— Listed entries —
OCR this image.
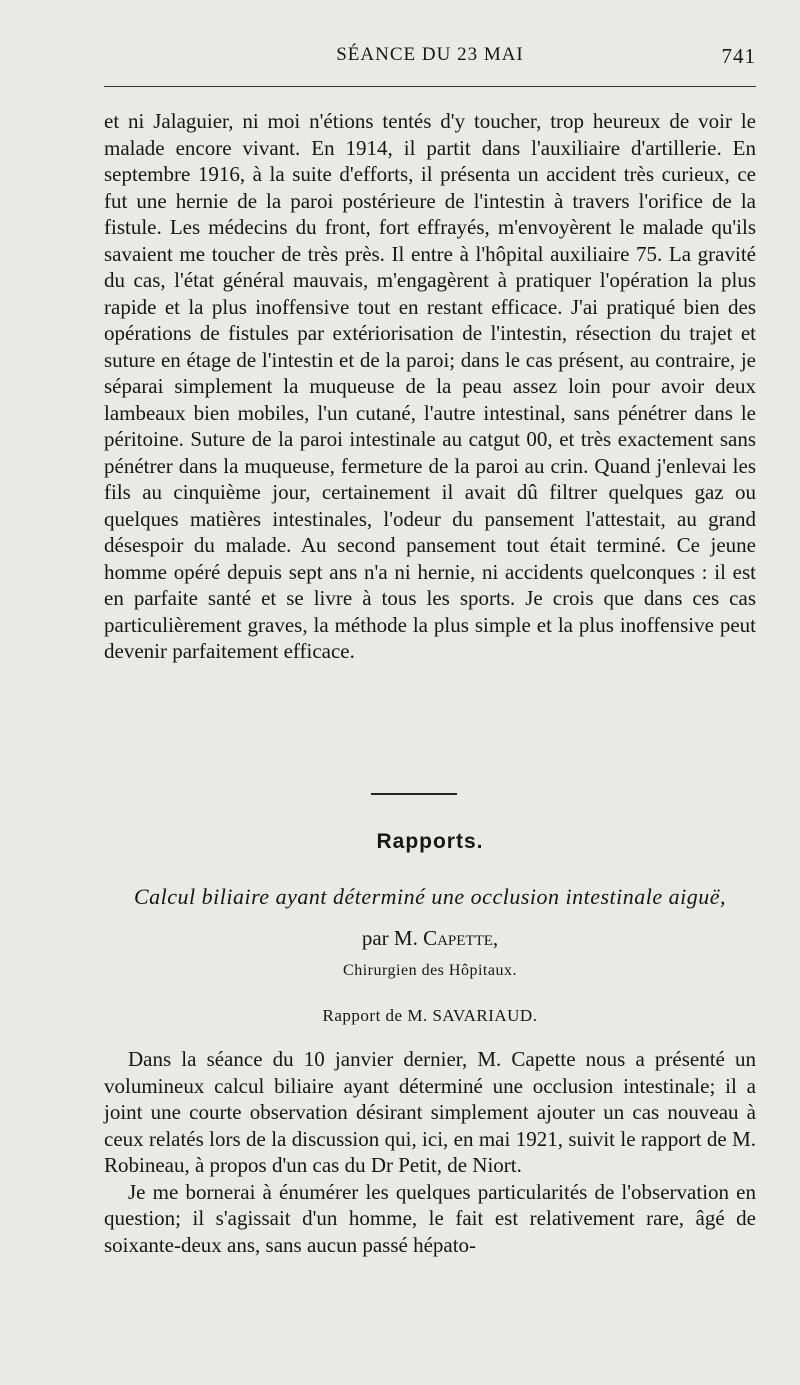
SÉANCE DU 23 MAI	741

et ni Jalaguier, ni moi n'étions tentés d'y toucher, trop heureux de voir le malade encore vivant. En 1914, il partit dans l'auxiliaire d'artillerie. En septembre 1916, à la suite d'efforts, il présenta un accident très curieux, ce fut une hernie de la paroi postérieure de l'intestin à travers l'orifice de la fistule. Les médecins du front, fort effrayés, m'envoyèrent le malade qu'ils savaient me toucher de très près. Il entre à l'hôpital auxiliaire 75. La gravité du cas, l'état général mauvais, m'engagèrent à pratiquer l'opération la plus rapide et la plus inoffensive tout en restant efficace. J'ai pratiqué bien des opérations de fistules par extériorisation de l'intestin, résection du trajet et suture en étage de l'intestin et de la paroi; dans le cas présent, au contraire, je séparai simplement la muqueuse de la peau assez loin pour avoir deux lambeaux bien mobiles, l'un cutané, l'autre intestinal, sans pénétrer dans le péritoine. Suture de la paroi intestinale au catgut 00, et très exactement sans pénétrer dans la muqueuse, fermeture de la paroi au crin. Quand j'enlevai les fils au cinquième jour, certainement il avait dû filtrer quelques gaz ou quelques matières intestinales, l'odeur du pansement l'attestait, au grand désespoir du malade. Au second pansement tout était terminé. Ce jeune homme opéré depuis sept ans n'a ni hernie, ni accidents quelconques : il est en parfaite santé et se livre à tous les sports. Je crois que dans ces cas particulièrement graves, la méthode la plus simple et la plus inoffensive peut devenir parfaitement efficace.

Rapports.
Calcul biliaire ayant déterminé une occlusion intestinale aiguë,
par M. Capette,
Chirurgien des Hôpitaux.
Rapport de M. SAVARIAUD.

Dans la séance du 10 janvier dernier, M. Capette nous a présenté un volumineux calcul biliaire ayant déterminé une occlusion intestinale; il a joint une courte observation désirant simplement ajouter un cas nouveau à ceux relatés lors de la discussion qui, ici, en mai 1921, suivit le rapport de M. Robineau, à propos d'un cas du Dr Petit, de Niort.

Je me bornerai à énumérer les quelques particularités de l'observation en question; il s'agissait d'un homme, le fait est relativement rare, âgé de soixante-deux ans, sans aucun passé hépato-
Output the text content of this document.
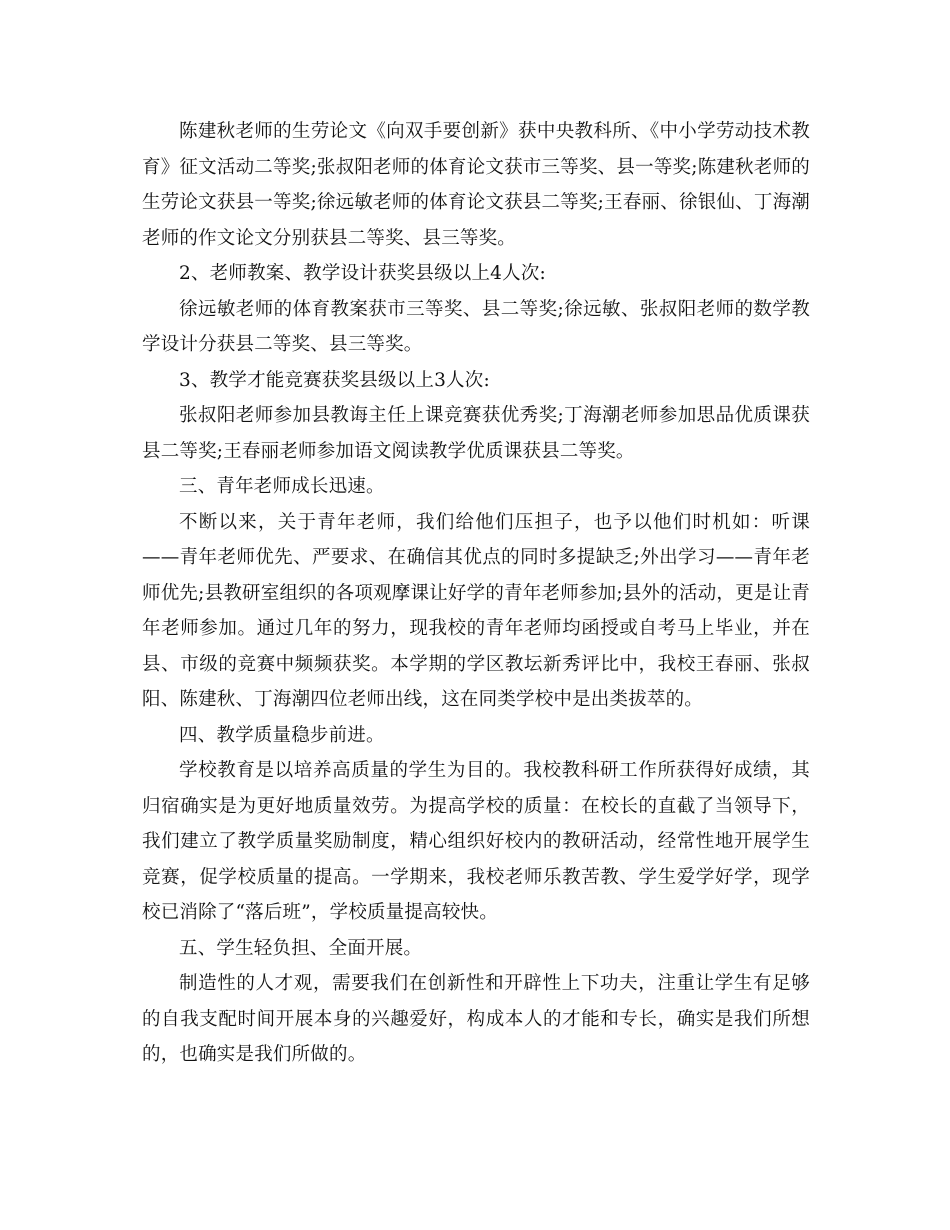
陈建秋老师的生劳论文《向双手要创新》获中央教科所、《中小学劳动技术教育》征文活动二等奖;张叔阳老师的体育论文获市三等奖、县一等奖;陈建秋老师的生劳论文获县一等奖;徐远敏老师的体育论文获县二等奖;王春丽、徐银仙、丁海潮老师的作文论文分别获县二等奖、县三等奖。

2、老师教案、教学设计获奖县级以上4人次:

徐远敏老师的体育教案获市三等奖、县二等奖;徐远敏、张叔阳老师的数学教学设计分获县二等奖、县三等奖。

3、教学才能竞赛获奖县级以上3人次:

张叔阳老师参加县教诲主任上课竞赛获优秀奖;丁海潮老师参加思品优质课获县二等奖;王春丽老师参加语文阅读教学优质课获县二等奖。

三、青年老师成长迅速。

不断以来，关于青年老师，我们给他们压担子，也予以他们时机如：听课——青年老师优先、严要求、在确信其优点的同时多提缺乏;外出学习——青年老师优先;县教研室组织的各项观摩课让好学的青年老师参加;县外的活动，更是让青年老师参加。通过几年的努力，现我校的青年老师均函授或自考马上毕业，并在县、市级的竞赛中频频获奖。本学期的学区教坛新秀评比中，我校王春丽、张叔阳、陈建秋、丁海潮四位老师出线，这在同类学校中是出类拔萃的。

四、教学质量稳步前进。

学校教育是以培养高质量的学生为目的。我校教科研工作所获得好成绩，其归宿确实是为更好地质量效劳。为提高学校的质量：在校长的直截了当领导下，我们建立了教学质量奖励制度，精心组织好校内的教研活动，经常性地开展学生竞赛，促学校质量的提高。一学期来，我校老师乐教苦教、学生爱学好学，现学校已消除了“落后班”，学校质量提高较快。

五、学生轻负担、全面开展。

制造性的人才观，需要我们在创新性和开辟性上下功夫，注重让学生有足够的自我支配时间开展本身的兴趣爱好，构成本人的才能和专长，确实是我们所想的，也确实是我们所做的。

* * *

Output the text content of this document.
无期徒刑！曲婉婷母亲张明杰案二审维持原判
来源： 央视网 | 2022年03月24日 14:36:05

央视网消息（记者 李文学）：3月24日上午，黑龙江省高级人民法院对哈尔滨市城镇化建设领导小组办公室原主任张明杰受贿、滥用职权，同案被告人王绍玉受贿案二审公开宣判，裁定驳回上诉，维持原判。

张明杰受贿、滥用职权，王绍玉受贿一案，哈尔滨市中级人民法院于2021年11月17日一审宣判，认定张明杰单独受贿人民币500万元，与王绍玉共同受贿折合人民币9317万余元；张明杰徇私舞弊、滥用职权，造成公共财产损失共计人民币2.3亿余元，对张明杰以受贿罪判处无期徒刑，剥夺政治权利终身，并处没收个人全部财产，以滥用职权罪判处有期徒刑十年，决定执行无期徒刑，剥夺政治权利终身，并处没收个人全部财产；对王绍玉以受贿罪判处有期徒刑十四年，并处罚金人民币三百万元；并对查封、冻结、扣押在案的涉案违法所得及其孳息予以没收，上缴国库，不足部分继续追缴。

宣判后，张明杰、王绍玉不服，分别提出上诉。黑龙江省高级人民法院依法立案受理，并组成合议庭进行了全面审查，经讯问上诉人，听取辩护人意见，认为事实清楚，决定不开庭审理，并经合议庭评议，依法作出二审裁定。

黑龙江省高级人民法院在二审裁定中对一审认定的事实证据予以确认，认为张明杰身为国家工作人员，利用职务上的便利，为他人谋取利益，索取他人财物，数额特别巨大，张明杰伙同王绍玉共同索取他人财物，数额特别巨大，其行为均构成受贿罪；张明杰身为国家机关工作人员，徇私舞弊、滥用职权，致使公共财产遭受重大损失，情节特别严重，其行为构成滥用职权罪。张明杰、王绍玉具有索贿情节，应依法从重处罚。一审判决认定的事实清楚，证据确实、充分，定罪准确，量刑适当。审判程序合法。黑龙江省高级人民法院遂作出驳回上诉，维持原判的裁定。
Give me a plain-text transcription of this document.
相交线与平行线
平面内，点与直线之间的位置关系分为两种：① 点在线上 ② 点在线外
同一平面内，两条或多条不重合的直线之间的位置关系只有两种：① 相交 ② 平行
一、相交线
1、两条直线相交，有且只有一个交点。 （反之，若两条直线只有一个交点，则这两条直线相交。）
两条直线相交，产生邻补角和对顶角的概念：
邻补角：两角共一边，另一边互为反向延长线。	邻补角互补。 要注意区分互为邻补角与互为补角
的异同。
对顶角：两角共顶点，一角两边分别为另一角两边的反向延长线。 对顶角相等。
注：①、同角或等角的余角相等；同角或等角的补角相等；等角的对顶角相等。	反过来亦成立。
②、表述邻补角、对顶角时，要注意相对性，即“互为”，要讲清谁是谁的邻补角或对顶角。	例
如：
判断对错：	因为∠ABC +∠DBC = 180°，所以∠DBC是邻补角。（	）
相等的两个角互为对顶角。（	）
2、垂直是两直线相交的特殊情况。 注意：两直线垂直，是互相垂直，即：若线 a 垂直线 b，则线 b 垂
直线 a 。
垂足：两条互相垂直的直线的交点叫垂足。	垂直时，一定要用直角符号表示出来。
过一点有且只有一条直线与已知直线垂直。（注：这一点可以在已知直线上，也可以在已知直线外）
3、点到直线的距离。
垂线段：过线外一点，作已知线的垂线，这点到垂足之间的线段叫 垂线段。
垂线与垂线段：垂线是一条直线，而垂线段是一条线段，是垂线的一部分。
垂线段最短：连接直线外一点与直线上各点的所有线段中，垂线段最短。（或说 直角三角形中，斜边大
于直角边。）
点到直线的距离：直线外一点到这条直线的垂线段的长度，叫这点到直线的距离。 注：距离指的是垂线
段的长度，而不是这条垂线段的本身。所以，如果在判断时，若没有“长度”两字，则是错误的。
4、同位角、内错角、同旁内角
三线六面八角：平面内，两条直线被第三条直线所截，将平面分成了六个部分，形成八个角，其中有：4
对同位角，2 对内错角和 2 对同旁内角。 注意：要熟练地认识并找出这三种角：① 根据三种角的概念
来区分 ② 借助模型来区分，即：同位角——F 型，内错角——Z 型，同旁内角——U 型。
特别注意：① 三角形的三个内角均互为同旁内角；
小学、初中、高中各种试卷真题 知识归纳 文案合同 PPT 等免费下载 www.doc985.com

— Your goal —
Extract all lines containing the word "déterminé".

— Full answer —
Calcul biliaire ayant déterminé une occlusion intestinale aiguë,
Dans la séance du 10 janvier dernier, M. Capette nous a présenté un volumineux calcul biliaire ayant déterminé une occlusion intestinale; il a joint une courte observation désirant simplement ajouter un cas nouveau à ceux relatés lors de la discussion qui, ici, en mai 1921, suivit le rapport de M. Robineau, à propos d'un cas du Dr Petit, de Niort.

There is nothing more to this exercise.